EXERCISE REQUIREMENTS:
Copy out each line below that has the word "предъявить" in it.

(Dataset entries)
◇ ◇ ◇ ◇

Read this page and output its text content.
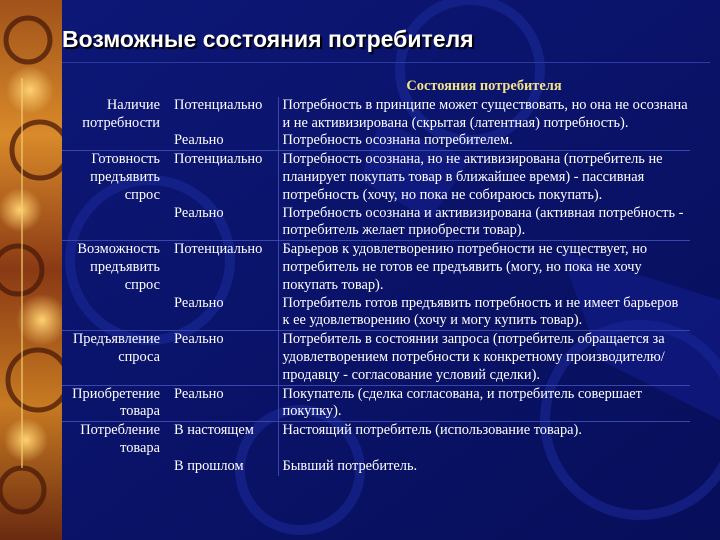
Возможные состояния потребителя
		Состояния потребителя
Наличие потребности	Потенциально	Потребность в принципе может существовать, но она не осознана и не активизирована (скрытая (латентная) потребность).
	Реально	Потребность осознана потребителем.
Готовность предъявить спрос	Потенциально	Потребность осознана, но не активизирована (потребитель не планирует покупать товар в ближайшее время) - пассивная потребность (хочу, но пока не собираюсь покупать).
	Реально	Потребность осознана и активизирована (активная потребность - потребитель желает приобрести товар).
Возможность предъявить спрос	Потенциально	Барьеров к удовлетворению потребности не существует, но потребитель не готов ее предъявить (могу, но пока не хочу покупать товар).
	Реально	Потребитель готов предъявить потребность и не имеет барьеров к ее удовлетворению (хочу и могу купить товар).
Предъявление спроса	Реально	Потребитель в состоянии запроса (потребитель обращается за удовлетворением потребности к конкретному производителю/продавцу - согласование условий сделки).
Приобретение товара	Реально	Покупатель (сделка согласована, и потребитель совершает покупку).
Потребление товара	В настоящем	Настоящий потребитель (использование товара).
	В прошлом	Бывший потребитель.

◇ ◇ ◇ ◇

OUTPUT OF THE EXERCISE:
Готовность предъявить спрос	Потенциально	Потребность осознана, но не активизирована (потребитель не планирует покупать товар в ближайшее время) - пассивная потребность (хочу, но пока не собираюсь покупать).
Возможность предъявить спрос	Потенциально	Барьеров к удовлетворению потребности не существует, но потребитель не готов ее предъявить (могу, но пока не хочу покупать товар).
	Реально	Потребитель готов предъявить потребность и не имеет барьеров к ее удовлетворению (хочу и могу купить товар).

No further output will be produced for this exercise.